Figure dataset records:
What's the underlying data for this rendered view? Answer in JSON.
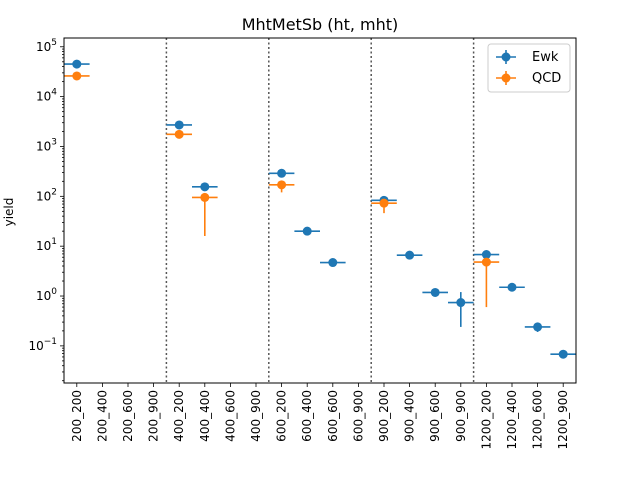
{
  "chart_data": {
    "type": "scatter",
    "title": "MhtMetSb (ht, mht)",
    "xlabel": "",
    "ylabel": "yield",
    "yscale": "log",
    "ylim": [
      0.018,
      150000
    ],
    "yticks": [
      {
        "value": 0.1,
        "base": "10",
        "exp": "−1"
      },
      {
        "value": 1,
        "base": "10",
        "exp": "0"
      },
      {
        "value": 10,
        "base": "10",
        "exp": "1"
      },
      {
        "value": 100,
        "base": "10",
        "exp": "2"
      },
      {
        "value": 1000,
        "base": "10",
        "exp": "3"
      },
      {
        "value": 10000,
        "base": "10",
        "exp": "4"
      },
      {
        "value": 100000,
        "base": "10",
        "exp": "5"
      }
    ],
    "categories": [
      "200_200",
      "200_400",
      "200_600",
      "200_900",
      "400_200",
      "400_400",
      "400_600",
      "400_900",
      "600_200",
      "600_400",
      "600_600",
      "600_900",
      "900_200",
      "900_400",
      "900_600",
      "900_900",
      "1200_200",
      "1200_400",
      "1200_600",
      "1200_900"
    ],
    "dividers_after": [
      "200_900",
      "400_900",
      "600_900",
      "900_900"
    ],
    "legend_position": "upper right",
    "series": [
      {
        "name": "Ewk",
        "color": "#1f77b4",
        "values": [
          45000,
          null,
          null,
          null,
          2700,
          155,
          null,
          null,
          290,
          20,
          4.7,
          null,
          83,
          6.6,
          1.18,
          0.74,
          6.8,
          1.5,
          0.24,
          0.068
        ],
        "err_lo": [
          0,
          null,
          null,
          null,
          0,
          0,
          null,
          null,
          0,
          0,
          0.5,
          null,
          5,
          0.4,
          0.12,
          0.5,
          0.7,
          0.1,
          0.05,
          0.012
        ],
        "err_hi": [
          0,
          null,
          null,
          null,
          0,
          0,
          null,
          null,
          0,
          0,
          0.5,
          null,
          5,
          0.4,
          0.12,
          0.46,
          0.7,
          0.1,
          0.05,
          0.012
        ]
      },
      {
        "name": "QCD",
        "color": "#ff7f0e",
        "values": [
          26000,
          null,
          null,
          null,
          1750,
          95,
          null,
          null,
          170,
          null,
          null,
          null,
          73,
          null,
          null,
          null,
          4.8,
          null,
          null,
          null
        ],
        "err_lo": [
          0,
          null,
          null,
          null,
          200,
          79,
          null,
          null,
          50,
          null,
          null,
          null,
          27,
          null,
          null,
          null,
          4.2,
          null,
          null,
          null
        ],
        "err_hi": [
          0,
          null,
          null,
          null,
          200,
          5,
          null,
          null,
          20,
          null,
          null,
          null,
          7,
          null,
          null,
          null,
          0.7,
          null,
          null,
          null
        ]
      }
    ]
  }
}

Objective
Without including any picture, repeat the data exactly.

Exercise result
What's the underlying data for this rendered view? Answer in JSON.
{
  "chart_data": {
    "type": "scatter",
    "title": "MhtMetSb (ht, mht)",
    "xlabel": "",
    "ylabel": "yield",
    "yscale": "log",
    "ylim": [
      0.018,
      150000
    ],
    "yticks": [
      {
        "value": 0.1,
        "base": "10",
        "exp": "−1"
      },
      {
        "value": 1,
        "base": "10",
        "exp": "0"
      },
      {
        "value": 10,
        "base": "10",
        "exp": "1"
      },
      {
        "value": 100,
        "base": "10",
        "exp": "2"
      },
      {
        "value": 1000,
        "base": "10",
        "exp": "3"
      },
      {
        "value": 10000,
        "base": "10",
        "exp": "4"
      },
      {
        "value": 100000,
        "base": "10",
        "exp": "5"
      }
    ],
    "categories": [
      "200_200",
      "200_400",
      "200_600",
      "200_900",
      "400_200",
      "400_400",
      "400_600",
      "400_900",
      "600_200",
      "600_400",
      "600_600",
      "600_900",
      "900_200",
      "900_400",
      "900_600",
      "900_900",
      "1200_200",
      "1200_400",
      "1200_600",
      "1200_900"
    ],
    "dividers_after": [
      "200_900",
      "400_900",
      "600_900",
      "900_900"
    ],
    "legend_position": "upper right",
    "series": [
      {
        "name": "Ewk",
        "color": "#1f77b4",
        "values": [
          45000,
          null,
          null,
          null,
          2700,
          155,
          null,
          null,
          290,
          20,
          4.7,
          null,
          83,
          6.6,
          1.18,
          0.74,
          6.8,
          1.5,
          0.24,
          0.068
        ],
        "err_lo": [
          0,
          null,
          null,
          null,
          0,
          0,
          null,
          null,
          0,
          0,
          0.5,
          null,
          5,
          0.4,
          0.12,
          0.5,
          0.7,
          0.1,
          0.05,
          0.012
        ],
        "err_hi": [
          0,
          null,
          null,
          null,
          0,
          0,
          null,
          null,
          0,
          0,
          0.5,
          null,
          5,
          0.4,
          0.12,
          0.46,
          0.7,
          0.1,
          0.05,
          0.012
        ]
      },
      {
        "name": "QCD",
        "color": "#ff7f0e",
        "values": [
          26000,
          null,
          null,
          null,
          1750,
          95,
          null,
          null,
          170,
          null,
          null,
          null,
          73,
          null,
          null,
          null,
          4.8,
          null,
          null,
          null
        ],
        "err_lo": [
          0,
          null,
          null,
          null,
          200,
          79,
          null,
          null,
          50,
          null,
          null,
          null,
          27,
          null,
          null,
          null,
          4.2,
          null,
          null,
          null
        ],
        "err_hi": [
          0,
          null,
          null,
          null,
          200,
          5,
          null,
          null,
          20,
          null,
          null,
          null,
          7,
          null,
          null,
          null,
          0.7,
          null,
          null,
          null
        ]
      }
    ]
  }
}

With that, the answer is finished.